(Stored data entries)
[Begin]
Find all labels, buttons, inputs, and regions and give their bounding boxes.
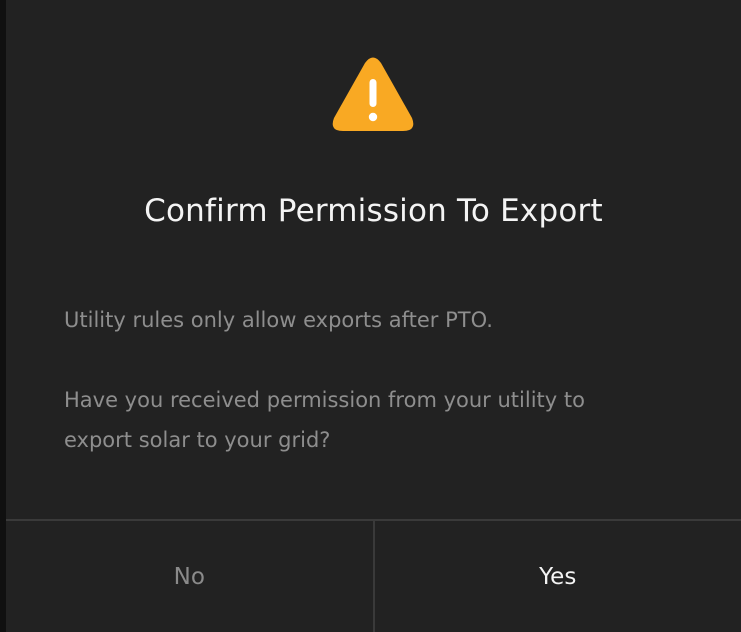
dialog-button-row: No Yes — [6, 521, 741, 632]
dialog-title: Confirm Permission To Export — [144, 193, 603, 229]
no-button[interactable]: No — [6, 521, 375, 632]
dialog-question: Have you received permission from your u… — [64, 388, 585, 452]
confirm-export-dialog: Confirm Permission To Export Utility rul… — [6, 0, 741, 632]
dialog-message: Utility rules only allow exports after P… — [64, 308, 493, 332]
yes-button[interactable]: Yes — [375, 521, 741, 632]
warning-triangle-icon — [332, 57, 414, 131]
dialog-body: Utility rules only allow exports after P… — [64, 300, 684, 460]
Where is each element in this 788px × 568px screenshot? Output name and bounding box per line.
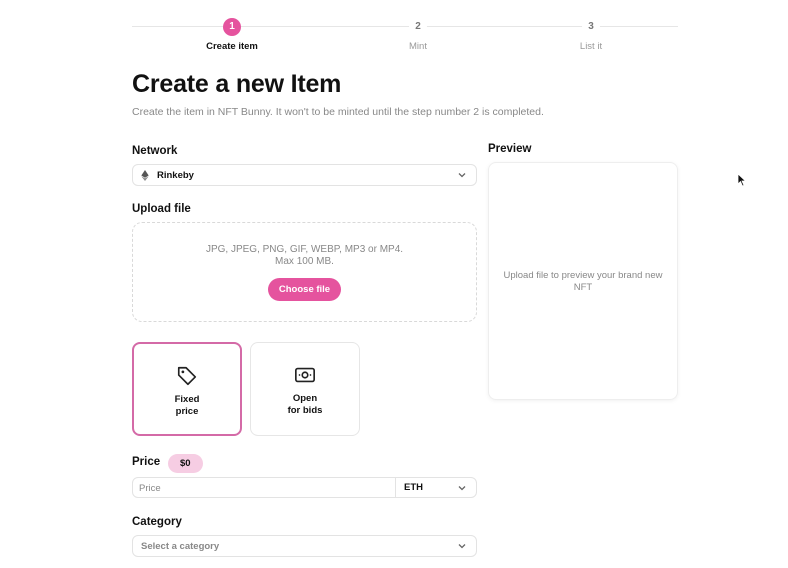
step-label: Mint <box>409 41 427 52</box>
chevron-down-icon <box>458 485 466 490</box>
step-label: List it <box>579 41 603 52</box>
choose-file-button[interactable]: Choose file <box>267 278 342 301</box>
price-usd-badge: $0 <box>168 454 203 473</box>
upload-max-size-text: Max 100 MB. <box>275 256 334 267</box>
network-label: Network <box>132 145 178 157</box>
upload-dropzone[interactable]: JPG, JPEG, PNG, GIF, WEBP, MP3 or MP4. M… <box>132 222 477 322</box>
preview-label: Preview <box>488 143 532 155</box>
price-input-group: Price ETH <box>132 477 477 498</box>
category-placeholder: Select a category <box>141 540 220 552</box>
step-label: Create item <box>206 41 258 52</box>
mouse-cursor-icon <box>737 173 747 187</box>
upload-formats-text: JPG, JPEG, PNG, GIF, WEBP, MP3 or MP4. <box>205 244 404 255</box>
network-select[interactable]: Rinkeby <box>132 164 477 186</box>
open-for-bids-line2: for bids <box>287 405 323 416</box>
ethereum-icon <box>141 169 149 181</box>
category-select[interactable]: Select a category <box>132 535 477 557</box>
page-subtitle: Create the item in NFT Bunny. It won't t… <box>132 106 544 118</box>
banknote-icon <box>295 367 315 383</box>
price-input[interactable]: Price <box>133 478 396 497</box>
step-number: 2 <box>409 18 427 36</box>
tag-icon <box>177 366 197 386</box>
step-mint[interactable]: 2 Mint <box>373 18 463 52</box>
preview-panel: Upload file to preview your brand new NF… <box>488 162 678 400</box>
category-label: Category <box>132 516 182 528</box>
preview-message: Upload file to preview your brand new NF… <box>503 270 663 293</box>
currency-select[interactable]: ETH <box>396 482 476 494</box>
chevron-down-icon <box>458 544 466 549</box>
open-for-bids-card[interactable]: Open for bids <box>250 342 360 436</box>
chevron-down-icon <box>458 173 466 178</box>
open-for-bids-line1: Open <box>292 393 318 404</box>
step-number: 3 <box>582 18 600 36</box>
fixed-price-line2: price <box>175 406 199 417</box>
price-label: Price <box>132 456 161 468</box>
step-create-item[interactable]: 1 Create item <box>187 18 277 52</box>
fixed-price-line1: Fixed <box>174 394 200 405</box>
progress-stepper: 1 Create item 2 Mint 3 List it <box>132 16 678 56</box>
page-title: Create a new Item <box>132 70 342 98</box>
currency-value: ETH <box>404 482 423 493</box>
upload-file-label: Upload file <box>132 203 191 215</box>
step-number: 1 <box>223 18 241 36</box>
network-selected-value: Rinkeby <box>157 169 194 181</box>
step-list-it[interactable]: 3 List it <box>546 18 636 52</box>
fixed-price-card[interactable]: Fixed price <box>132 342 242 436</box>
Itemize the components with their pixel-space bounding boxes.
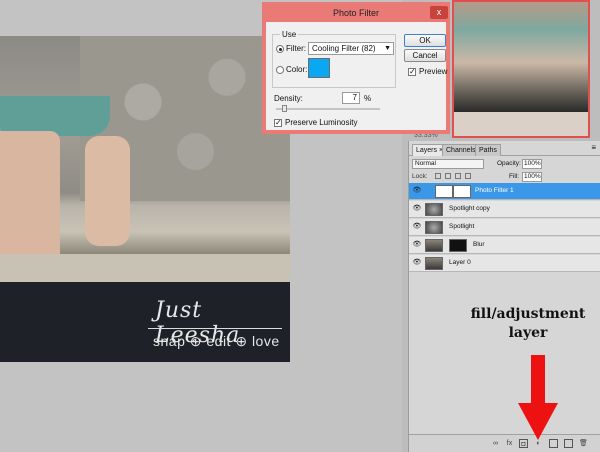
close-icon[interactable]: x [430,6,448,19]
opacity-input[interactable]: 100% [522,159,542,169]
photo-filter-dialog: Photo Filter x Use Filter: Cooling Filte… [262,2,450,134]
photo-ledge [0,254,290,282]
eye-icon[interactable]: 👁 [412,240,422,250]
filter-label: Filter: [286,44,306,53]
color-label: Color: [286,65,308,74]
photo-leg-right [85,136,130,246]
eye-icon[interactable]: 👁 [412,222,422,232]
annotation-label: fill/adjustment layer [462,305,594,343]
panel-tabs: Layers × Channels Paths [409,144,600,156]
filter-select-value: Cooling Filter (82) [312,44,376,53]
tab-channels[interactable]: Channels [442,144,480,156]
panel-menu-icon[interactable]: ≡ [591,143,596,152]
eye-icon[interactable]: 👁 [412,204,422,214]
layer-mask-thumb [449,239,467,252]
color-swatch[interactable] [308,58,330,78]
preserve-luminosity-label: Preserve Luminosity [285,118,358,127]
watermark-tagline: snap ⊕ edit ⊕ love [153,333,280,349]
layer-row-layer-0[interactable]: 👁 Layer 0 [409,255,600,272]
density-input[interactable]: 7 [342,92,360,104]
density-unit: % [364,94,372,103]
density-label: Density: [274,94,303,103]
layer-thumb [425,203,443,216]
layer-row-spotlight[interactable]: 👁 Spotlight [409,219,600,236]
navigator-thumbnail [454,2,588,112]
dialog-title: Photo Filter [266,6,446,22]
add-mask-icon[interactable]: ◘ [519,439,528,448]
lock-brush-icon[interactable] [445,173,451,179]
blend-mode-select[interactable]: Normal [412,159,484,169]
layer-thumb [425,239,443,252]
layer-thumb [425,221,443,234]
adjustment-layer-icon[interactable]: ◐ [534,439,543,448]
layer-row-photo-filter[interactable]: 👁 Photo Filter 1 [409,183,600,200]
color-radio[interactable] [276,66,284,74]
lock-transparency-icon[interactable] [435,173,441,179]
layer-row-spotlight-copy[interactable]: 👁 Spotlight copy [409,201,600,218]
photo-canvas[interactable]: Just Leesha snap ⊕ edit ⊕ love [0,36,290,362]
layer-thumb [425,257,443,270]
tab-paths[interactable]: Paths [475,144,501,156]
annotation-line-2: layer [508,325,548,341]
cancel-button[interactable]: Cancel [404,49,446,62]
layer-name: Photo Filter 1 [475,187,514,194]
density-slider-track[interactable] [276,108,380,110]
adjustment-thumb [435,185,453,198]
layer-mask-thumb [453,185,471,198]
layer-name: Spotlight copy [449,205,490,212]
link-icon[interactable]: ∞ [491,439,500,448]
lock-all-icon[interactable] [465,173,471,179]
annotation-line-1: fill/adjustment [470,306,586,322]
layer-name: Blur [473,241,485,248]
preserve-luminosity-checkbox[interactable]: ✓ [274,119,282,127]
filter-radio[interactable] [276,45,284,53]
new-layer-icon[interactable] [564,439,573,448]
fx-icon[interactable]: fx [505,439,514,448]
layers-panel: Layers × Channels Paths ≡ Normal Opacity… [408,141,600,452]
layers-footer: ∞ fx ◘ ◐ 🗑 [409,434,600,452]
eye-icon[interactable]: 👁 [412,258,422,268]
eye-icon[interactable]: 👁 [412,186,422,196]
preview-label: Preview [419,67,448,76]
layer-row-blur[interactable]: 👁 Blur [409,237,600,254]
fill-label: Fill: [509,173,520,180]
layer-name: Layer 0 [449,259,471,266]
layer-name: Spotlight [449,223,475,230]
navigator-preview[interactable] [452,0,590,138]
group-folder-icon[interactable] [549,439,558,448]
chevron-down-icon: ▼ [384,45,391,52]
lock-move-icon[interactable] [455,173,461,179]
fill-input[interactable]: 100% [522,172,542,182]
density-slider-thumb[interactable] [282,105,287,112]
arrow-down-icon [518,355,558,440]
preview-checkbox[interactable]: ✓ [408,68,416,76]
photo-shirt [0,96,110,136]
opacity-label: Opacity: [497,160,521,167]
use-group-label: Use [280,30,299,39]
watermark-divider [148,328,282,329]
filter-select[interactable]: Cooling Filter (82) ▼ [308,42,394,55]
trash-icon[interactable]: 🗑 [579,439,588,448]
ok-button[interactable]: OK [404,34,446,47]
lock-label: Lock: [412,173,428,180]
[End]
AIM OF THE EXERCISE:
Copy out every line from the one with "step-label: Mint <box>409 41 427 52</box>" through the one with "upload-dropzone[interactable]: JPG, JPEG, PNG, GIF, WEBP, MP3", keeping both of those lines.

RESULT BELOW:
step-label: Mint <box>409 41 427 52</box>
chevron-down-icon <box>458 485 466 490</box>
step-label: List it <box>579 41 603 52</box>
choose-file-button[interactable]: Choose file <box>267 278 342 301</box>
price-usd-badge: $0 <box>168 454 203 473</box>
upload-max-size-text: Max 100 MB. <box>275 256 334 267</box>
network-label: Network <box>132 145 178 157</box>
upload-dropzone[interactable]: JPG, JPEG, PNG, GIF, WEBP, MP3 or MP4. M… <box>132 222 477 322</box>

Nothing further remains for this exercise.